— Start of Recorded information —

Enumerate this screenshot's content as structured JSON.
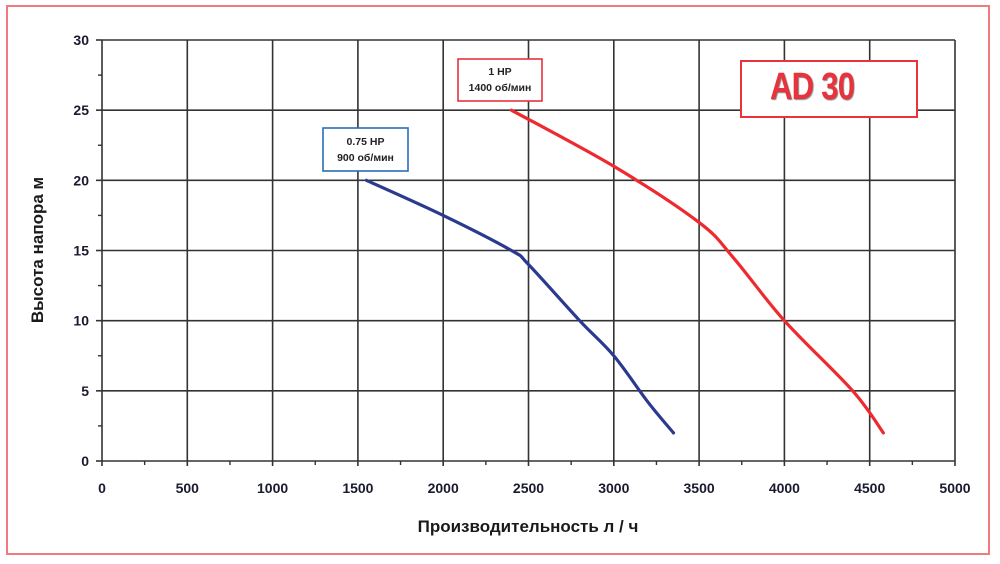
{
  "chart_data": {
    "type": "line",
    "title": "AD 30",
    "xlabel": "Производительность л / ч",
    "ylabel": "Высота напора м",
    "xlim": [
      0,
      5000
    ],
    "ylim": [
      0,
      30
    ],
    "x_ticks": [
      0,
      500,
      1000,
      1500,
      2000,
      2500,
      3000,
      3500,
      4000,
      4500,
      5000
    ],
    "y_ticks": [
      0,
      5,
      10,
      15,
      20,
      25,
      30
    ],
    "grid": true,
    "series": [
      {
        "name": "0.75 HP 900 об/мин",
        "label_line1": "0.75 HP",
        "label_line2": "900 об/мин",
        "color": "#2b3a8f",
        "x": [
          1550,
          2000,
          2400,
          2500,
          2800,
          3000,
          3200,
          3350
        ],
        "y": [
          20,
          17.5,
          15,
          14,
          10,
          7.5,
          4.2,
          2
        ]
      },
      {
        "name": "1 HP 1400 об/мин",
        "label_line1": "1 HP",
        "label_line2": "1400 об/мин",
        "color": "#ee2a30",
        "x": [
          2400,
          3000,
          3500,
          3700,
          4000,
          4400,
          4580
        ],
        "y": [
          25,
          21,
          17,
          14.5,
          10,
          5,
          2
        ]
      }
    ]
  },
  "labels": {
    "model": "AD 30",
    "xlabel": "Производительность л / ч",
    "ylabel": "Высота напора м",
    "series_blue_line1": "0.75 HP",
    "series_blue_line2": "900 об/мин",
    "series_red_line1": "1 HP",
    "series_red_line2": "1400 об/мин"
  },
  "colors": {
    "frame": "#f07a80",
    "blue_series": "#2b3a8f",
    "red_series": "#ee2a30",
    "blue_label_border": "#2a6db8",
    "red_label_border": "#e8323c",
    "grid": "#333333"
  }
}
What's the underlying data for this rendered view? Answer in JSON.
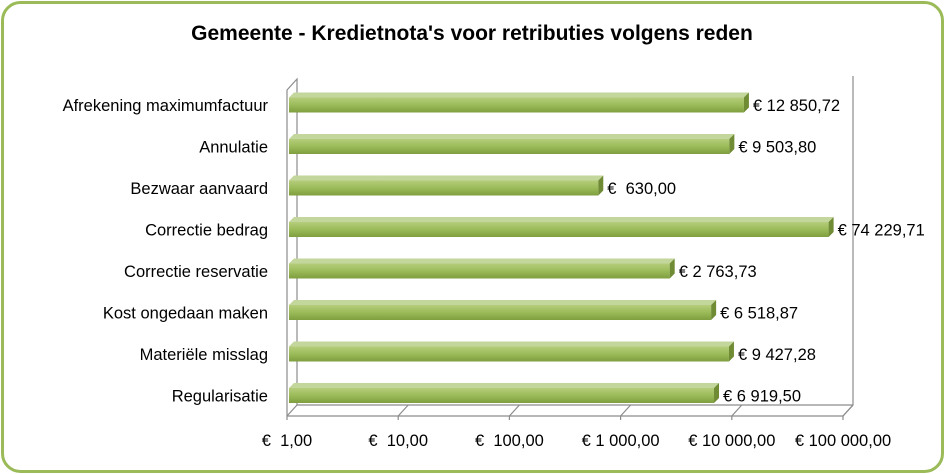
{
  "chart_data": {
    "type": "bar",
    "orientation": "horizontal",
    "style": "3d",
    "title": "Gemeente - Kredietnota's voor retributies volgens reden",
    "categories": [
      "Afrekening maximumfactuur",
      "Annulatie",
      "Bezwaar aanvaard",
      "Correctie bedrag",
      "Correctie reservatie",
      "Kost ongedaan maken",
      "Materiële misslag",
      "Regularisatie"
    ],
    "values": [
      12850.72,
      9503.8,
      630.0,
      74229.71,
      2763.73,
      6518.87,
      9427.28,
      6919.5
    ],
    "value_labels": [
      "€ 12 850,72",
      "€ 9 503,80",
      "€  630,00",
      "€ 74 229,71",
      "€ 2 763,73",
      "€ 6 518,87",
      "€ 9 427,28",
      "€ 6 919,50"
    ],
    "x_ticks": [
      1,
      10,
      100,
      1000,
      10000,
      100000
    ],
    "x_tick_labels": [
      "€  1,00",
      "€  10,00",
      "€  100,00",
      "€ 1 000,00",
      "€ 10 000,00",
      "€ 100 000,00"
    ],
    "xscale": "log",
    "xlim": [
      1,
      100000
    ],
    "xlabel": "",
    "ylabel": "",
    "grid": false,
    "colors": {
      "bar": "#9bbb59",
      "bar_top": "#c3d69b",
      "bar_side": "#6f8b33",
      "border": "#9bbb59"
    }
  }
}
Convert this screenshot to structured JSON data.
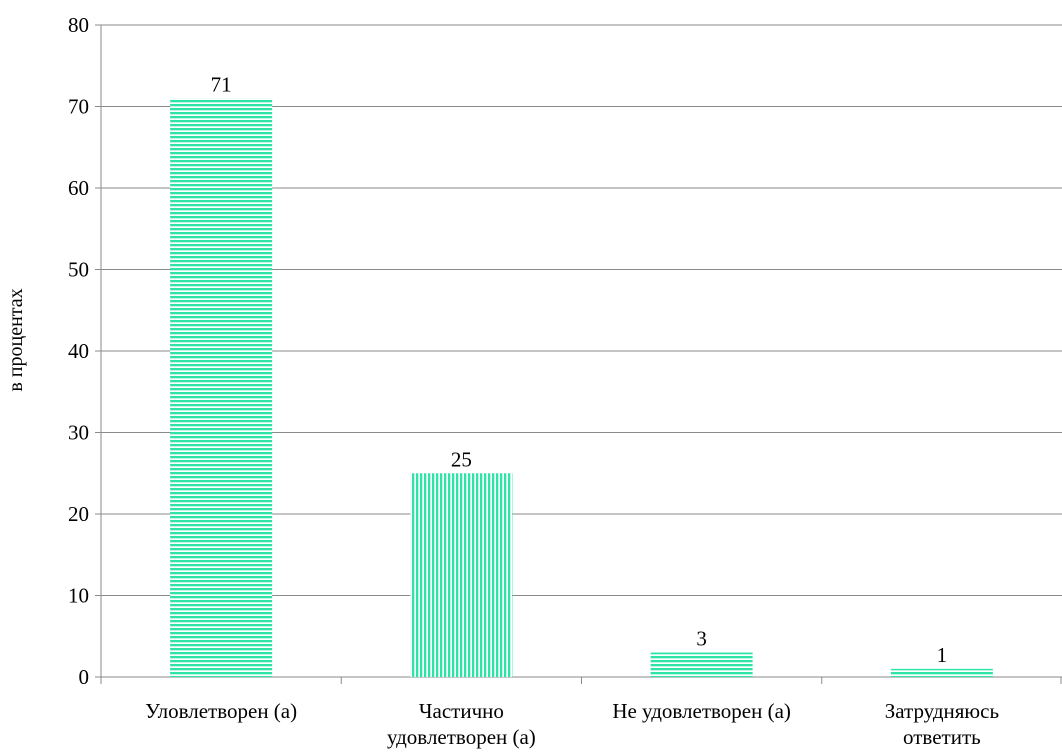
{
  "chart_data": {
    "type": "bar",
    "title": "",
    "xlabel": "",
    "ylabel": "в процентах",
    "ylim": [
      0,
      80
    ],
    "yticks": [
      0,
      10,
      20,
      30,
      40,
      50,
      60,
      70,
      80
    ],
    "grid": true,
    "bar_color": "#2de3a6",
    "categories": [
      [
        "Уловлетворен (а)"
      ],
      [
        "Частично",
        "удовлетворен (а)"
      ],
      [
        "Не удовлетворен (а)"
      ],
      [
        "Затрудняюсь",
        "ответить"
      ]
    ],
    "values": [
      71,
      25,
      3,
      1
    ],
    "data_labels": [
      "71",
      "25",
      "3",
      "1"
    ],
    "bar_patterns": [
      "horizontal",
      "vertical",
      "horizontal",
      "horizontal"
    ]
  }
}
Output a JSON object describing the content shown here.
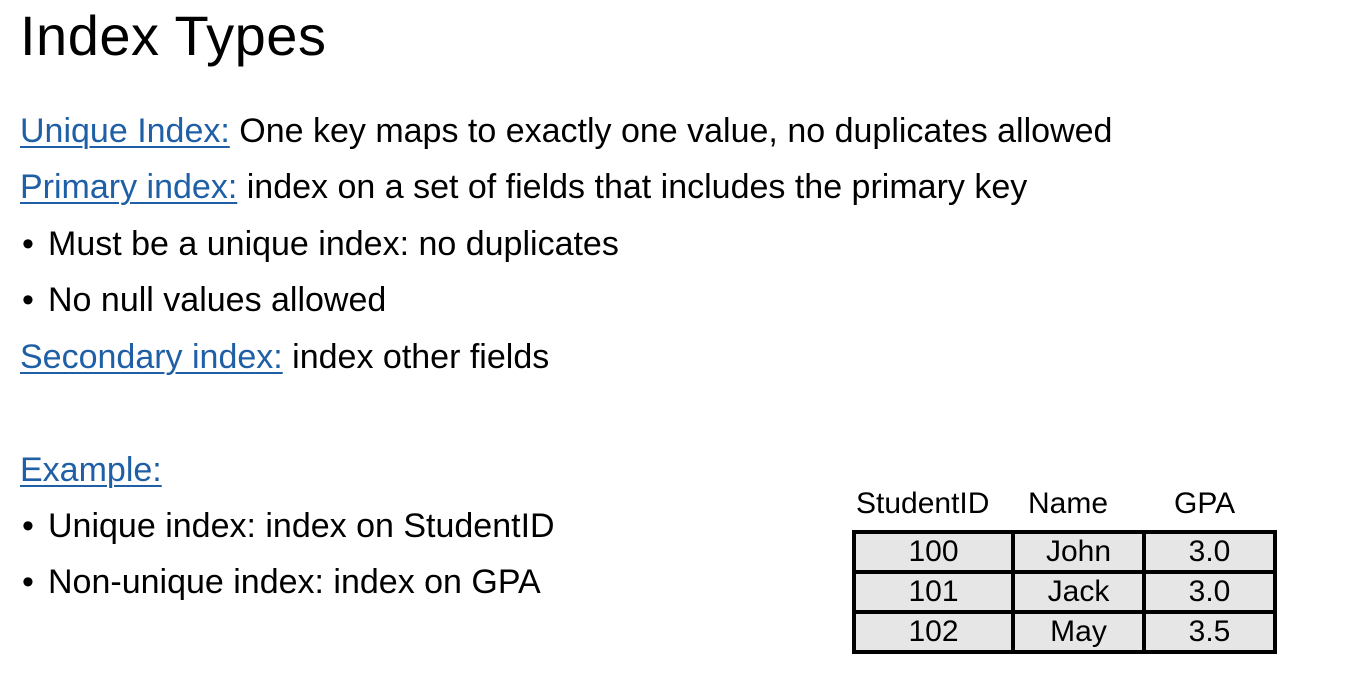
{
  "title": "Index Types",
  "definitions": [
    {
      "term": "Unique Index:",
      "text": " One key maps to exactly one value, no duplicates allowed"
    },
    {
      "term": "Primary index:",
      "text": " index on a set of fields that includes the primary key"
    }
  ],
  "primary_bullets": [
    "Must be a unique index: no duplicates",
    "No null values allowed"
  ],
  "secondary": {
    "term": "Secondary index:",
    "text": " index other fields"
  },
  "example": {
    "term": "Example:",
    "bullets": [
      "Unique index: index on StudentID",
      "Non-unique index: index on GPA"
    ]
  },
  "bullet_symbol": "•",
  "table": {
    "headers": [
      "StudentID",
      "Name",
      "GPA"
    ],
    "rows": [
      [
        "100",
        "John",
        "3.0"
      ],
      [
        "101",
        "Jack",
        "3.0"
      ],
      [
        "102",
        "May",
        "3.5"
      ]
    ]
  },
  "colors": {
    "term": "#1f5fa6",
    "cell_background": "#e6e6e6",
    "text": "#000000"
  }
}
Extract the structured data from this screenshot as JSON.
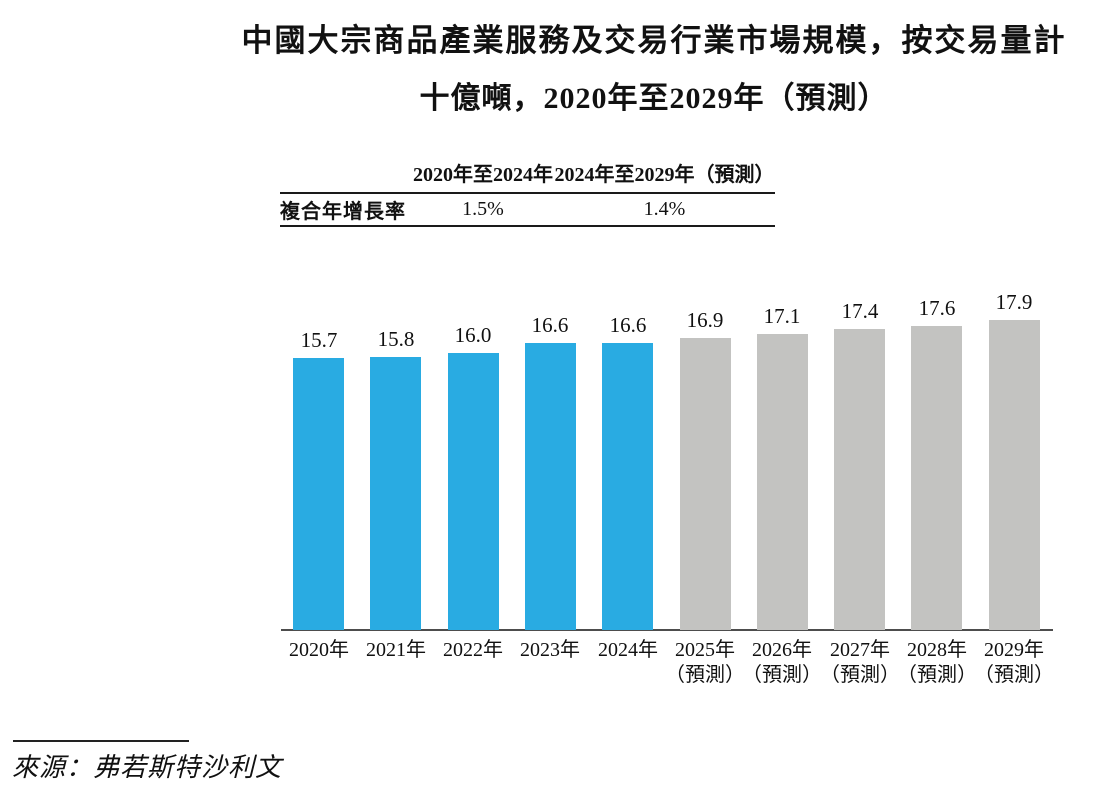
{
  "title": {
    "line1": "中國大宗商品產業服務及交易行業市場規模，按交易量計",
    "line2": "十億噸，2020年至2029年（預測）"
  },
  "cagr_table": {
    "row_label": "複合年增長率",
    "columns": [
      {
        "label": "2020年至2024年",
        "value": "1.5%"
      },
      {
        "label": "2024年至2029年（預測）",
        "value": "1.4%"
      }
    ]
  },
  "chart_data": {
    "type": "bar",
    "title": "中國大宗商品產業服務及交易行業市場規模，按交易量計",
    "subtitle": "十億噸，2020年至2029年（預測）",
    "unit_label": "十億噸",
    "categories": [
      {
        "label": "2020年",
        "sublabel": ""
      },
      {
        "label": "2021年",
        "sublabel": ""
      },
      {
        "label": "2022年",
        "sublabel": ""
      },
      {
        "label": "2023年",
        "sublabel": ""
      },
      {
        "label": "2024年",
        "sublabel": ""
      },
      {
        "label": "2025年",
        "sublabel": "（預測）"
      },
      {
        "label": "2026年",
        "sublabel": "（預測）"
      },
      {
        "label": "2027年",
        "sublabel": "（預測）"
      },
      {
        "label": "2028年",
        "sublabel": "（預測）"
      },
      {
        "label": "2029年",
        "sublabel": "（預測）"
      }
    ],
    "values": [
      15.7,
      15.8,
      16.0,
      16.6,
      16.6,
      16.9,
      17.1,
      17.4,
      17.6,
      17.9
    ],
    "value_labels": [
      "15.7",
      "15.8",
      "16.0",
      "16.6",
      "16.6",
      "16.9",
      "17.1",
      "17.4",
      "17.6",
      "17.9"
    ],
    "forecast_start_index": 5,
    "colors": {
      "actual_bar": "#29ABE2",
      "forecast_bar": "#C3C3C1",
      "axis_line": "#4D4D4D"
    },
    "ylim": [
      0,
      18.5
    ],
    "grid": false,
    "legend": false
  },
  "source": {
    "text": "來源：弗若斯特沙利文"
  }
}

— End of Recorded information —

# [Objective]
Exclude the pictures. Write out the remaining data exactly.

# [Right answer]
Enumerate this screenshot's content as structured JSON.
{
  "chart_data": {
    "type": "line",
    "title": "AD 30",
    "xlabel": "Производительность л / ч",
    "ylabel": "Высота напора м",
    "xlim": [
      0,
      5000
    ],
    "ylim": [
      0,
      30
    ],
    "x_ticks": [
      0,
      500,
      1000,
      1500,
      2000,
      2500,
      3000,
      3500,
      4000,
      4500,
      5000
    ],
    "y_ticks": [
      0,
      5,
      10,
      15,
      20,
      25,
      30
    ],
    "grid": true,
    "series": [
      {
        "name": "0.75 HP 900 об/мин",
        "label_line1": "0.75 HP",
        "label_line2": "900 об/мин",
        "color": "#2b3a8f",
        "x": [
          1550,
          2000,
          2400,
          2500,
          2800,
          3000,
          3200,
          3350
        ],
        "y": [
          20,
          17.5,
          15,
          14,
          10,
          7.5,
          4.2,
          2
        ]
      },
      {
        "name": "1 HP 1400 об/мин",
        "label_line1": "1 HP",
        "label_line2": "1400 об/мин",
        "color": "#ee2a30",
        "x": [
          2400,
          3000,
          3500,
          3700,
          4000,
          4400,
          4580
        ],
        "y": [
          25,
          21,
          17,
          14.5,
          10,
          5,
          2
        ]
      }
    ]
  },
  "labels": {
    "model": "AD 30",
    "xlabel": "Производительность л / ч",
    "ylabel": "Высота напора м",
    "series_blue_line1": "0.75 HP",
    "series_blue_line2": "900 об/мин",
    "series_red_line1": "1 HP",
    "series_red_line2": "1400 об/мин"
  },
  "colors": {
    "frame": "#f07a80",
    "blue_series": "#2b3a8f",
    "red_series": "#ee2a30",
    "blue_label_border": "#2a6db8",
    "red_label_border": "#e8323c",
    "grid": "#333333"
  }
}
What's the underlying data for this rendered view? Answer in JSON.
{
  "chart_data": {
    "type": "bar",
    "orientation": "horizontal",
    "style": "3d",
    "title": "Gemeente - Kredietnota's voor retributies volgens reden",
    "categories": [
      "Afrekening maximumfactuur",
      "Annulatie",
      "Bezwaar aanvaard",
      "Correctie bedrag",
      "Correctie reservatie",
      "Kost ongedaan maken",
      "Materiële misslag",
      "Regularisatie"
    ],
    "values": [
      12850.72,
      9503.8,
      630.0,
      74229.71,
      2763.73,
      6518.87,
      9427.28,
      6919.5
    ],
    "value_labels": [
      "€ 12 850,72",
      "€ 9 503,80",
      "€  630,00",
      "€ 74 229,71",
      "€ 2 763,73",
      "€ 6 518,87",
      "€ 9 427,28",
      "€ 6 919,50"
    ],
    "x_ticks": [
      1,
      10,
      100,
      1000,
      10000,
      100000
    ],
    "x_tick_labels": [
      "€  1,00",
      "€  10,00",
      "€  100,00",
      "€ 1 000,00",
      "€ 10 000,00",
      "€ 100 000,00"
    ],
    "xscale": "log",
    "xlim": [
      1,
      100000
    ],
    "xlabel": "",
    "ylabel": "",
    "grid": false,
    "colors": {
      "bar": "#9bbb59",
      "bar_top": "#c3d69b",
      "bar_side": "#6f8b33",
      "border": "#9bbb59"
    }
  }
}
Convert this screenshot to structured JSON data.
{
  "chart_data": {
    "type": "bar",
    "title": "",
    "xlabel": "",
    "ylabel": "в процентах",
    "ylim": [
      0,
      80
    ],
    "yticks": [
      0,
      10,
      20,
      30,
      40,
      50,
      60,
      70,
      80
    ],
    "grid": true,
    "bar_color": "#2de3a6",
    "categories": [
      [
        "Уловлетворен (а)"
      ],
      [
        "Частично",
        "удовлетворен (а)"
      ],
      [
        "Не удовлетворен (а)"
      ],
      [
        "Затрудняюсь",
        "ответить"
      ]
    ],
    "values": [
      71,
      25,
      3,
      1
    ],
    "data_labels": [
      "71",
      "25",
      "3",
      "1"
    ],
    "bar_patterns": [
      "horizontal",
      "vertical",
      "horizontal",
      "horizontal"
    ]
  }
}
Output a JSON object describing the content shown here.
{
  "title": "Index Types",
  "definitions": [
    {
      "term": "Unique Index:",
      "text": " One key maps to exactly one value, no duplicates allowed"
    },
    {
      "term": "Primary index:",
      "text": " index on a set of fields that includes the primary key"
    }
  ],
  "primary_bullets": [
    "Must be a unique index: no duplicates",
    "No null values allowed"
  ],
  "secondary": {
    "term": "Secondary index:",
    "text": " index other fields"
  },
  "example": {
    "term": "Example:",
    "bullets": [
      "Unique index: index on StudentID",
      "Non-unique index: index on GPA"
    ]
  },
  "bullet_symbol": "•",
  "table": {
    "headers": [
      "StudentID",
      "Name",
      "GPA"
    ],
    "rows": [
      [
        "100",
        "John",
        "3.0"
      ],
      [
        "101",
        "Jack",
        "3.0"
      ],
      [
        "102",
        "May",
        "3.5"
      ]
    ]
  },
  "colors": {
    "term": "#1f5fa6",
    "cell_background": "#e6e6e6",
    "text": "#000000"
  }
}
Extract the structured data from this screenshot as JSON.
{
  "title": {
    "line1": "中國大宗商品產業服務及交易行業市場規模，按交易量計",
    "line2": "十億噸，2020年至2029年（預測）"
  },
  "cagr_table": {
    "row_label": "複合年增長率",
    "columns": [
      {
        "label": "2020年至2024年",
        "value": "1.5%"
      },
      {
        "label": "2024年至2029年（預測）",
        "value": "1.4%"
      }
    ]
  },
  "chart_data": {
    "type": "bar",
    "title": "中國大宗商品產業服務及交易行業市場規模，按交易量計",
    "subtitle": "十億噸，2020年至2029年（預測）",
    "unit_label": "十億噸",
    "categories": [
      {
        "label": "2020年",
        "sublabel": ""
      },
      {
        "label": "2021年",
        "sublabel": ""
      },
      {
        "label": "2022年",
        "sublabel": ""
      },
      {
        "label": "2023年",
        "sublabel": ""
      },
      {
        "label": "2024年",
        "sublabel": ""
      },
      {
        "label": "2025年",
        "sublabel": "（預測）"
      },
      {
        "label": "2026年",
        "sublabel": "（預測）"
      },
      {
        "label": "2027年",
        "sublabel": "（預測）"
      },
      {
        "label": "2028年",
        "sublabel": "（預測）"
      },
      {
        "label": "2029年",
        "sublabel": "（預測）"
      }
    ],
    "values": [
      15.7,
      15.8,
      16.0,
      16.6,
      16.6,
      16.9,
      17.1,
      17.4,
      17.6,
      17.9
    ],
    "value_labels": [
      "15.7",
      "15.8",
      "16.0",
      "16.6",
      "16.6",
      "16.9",
      "17.1",
      "17.4",
      "17.6",
      "17.9"
    ],
    "forecast_start_index": 5,
    "colors": {
      "actual_bar": "#29ABE2",
      "forecast_bar": "#C3C3C1",
      "axis_line": "#4D4D4D"
    },
    "ylim": [
      0,
      18.5
    ],
    "grid": false,
    "legend": false
  },
  "source": {
    "text": "來源：弗若斯特沙利文"
  }
}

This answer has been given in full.